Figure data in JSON
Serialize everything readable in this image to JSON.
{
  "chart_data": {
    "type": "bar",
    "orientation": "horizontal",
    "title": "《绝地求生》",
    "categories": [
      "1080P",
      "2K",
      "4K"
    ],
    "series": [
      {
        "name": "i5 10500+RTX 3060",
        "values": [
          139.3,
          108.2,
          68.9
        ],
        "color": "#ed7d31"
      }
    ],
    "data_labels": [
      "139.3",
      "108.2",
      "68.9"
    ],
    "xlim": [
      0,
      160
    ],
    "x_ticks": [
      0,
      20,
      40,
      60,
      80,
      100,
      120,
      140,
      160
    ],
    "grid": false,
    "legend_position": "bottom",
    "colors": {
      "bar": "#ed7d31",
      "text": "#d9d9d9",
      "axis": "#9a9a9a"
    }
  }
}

• **Directions**: Nothing in the data may differ; print all of it exactly as written.

• **Correct output**:
Serialize everything readable in this image to JSON.
{
  "chart_data": {
    "type": "bar",
    "orientation": "horizontal",
    "title": "《绝地求生》",
    "categories": [
      "1080P",
      "2K",
      "4K"
    ],
    "series": [
      {
        "name": "i5 10500+RTX 3060",
        "values": [
          139.3,
          108.2,
          68.9
        ],
        "color": "#ed7d31"
      }
    ],
    "data_labels": [
      "139.3",
      "108.2",
      "68.9"
    ],
    "xlim": [
      0,
      160
    ],
    "x_ticks": [
      0,
      20,
      40,
      60,
      80,
      100,
      120,
      140,
      160
    ],
    "grid": false,
    "legend_position": "bottom",
    "colors": {
      "bar": "#ed7d31",
      "text": "#d9d9d9",
      "axis": "#9a9a9a"
    }
  }
}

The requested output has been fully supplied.